** start **

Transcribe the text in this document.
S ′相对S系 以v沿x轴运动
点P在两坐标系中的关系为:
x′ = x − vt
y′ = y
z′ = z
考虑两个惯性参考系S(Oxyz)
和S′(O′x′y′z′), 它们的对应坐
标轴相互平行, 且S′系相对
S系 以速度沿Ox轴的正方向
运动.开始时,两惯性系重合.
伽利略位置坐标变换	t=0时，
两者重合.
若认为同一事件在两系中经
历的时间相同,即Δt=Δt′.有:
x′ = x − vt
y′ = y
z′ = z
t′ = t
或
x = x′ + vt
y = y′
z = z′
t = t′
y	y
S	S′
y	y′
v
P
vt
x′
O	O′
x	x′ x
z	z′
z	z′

** end **

### Task statement:
Print all of the entries exactly as they appear.

### Response:
Transcribe the text in this document.
S ′相对S系 以v沿x轴运动
点P在两坐标系中的关系为:
x′ = x − vt
y′ = y
z′ = z
考虑两个惯性参考系S(Oxyz)
和S′(O′x′y′z′), 它们的对应坐
标轴相互平行, 且S′系相对
S系 以速度沿Ox轴的正方向
运动.开始时,两惯性系重合.
伽利略位置坐标变换	t=0时，
两者重合.
若认为同一事件在两系中经
历的时间相同,即Δt=Δt′.有:
x′ = x − vt
y′ = y
z′ = z
t′ = t
或
x = x′ + vt
y = y′
z = z′
t = t′
y	y
S	S′
y	y′
v
P
vt
x′
O	O′
x	x′ x
z	z′
z	z′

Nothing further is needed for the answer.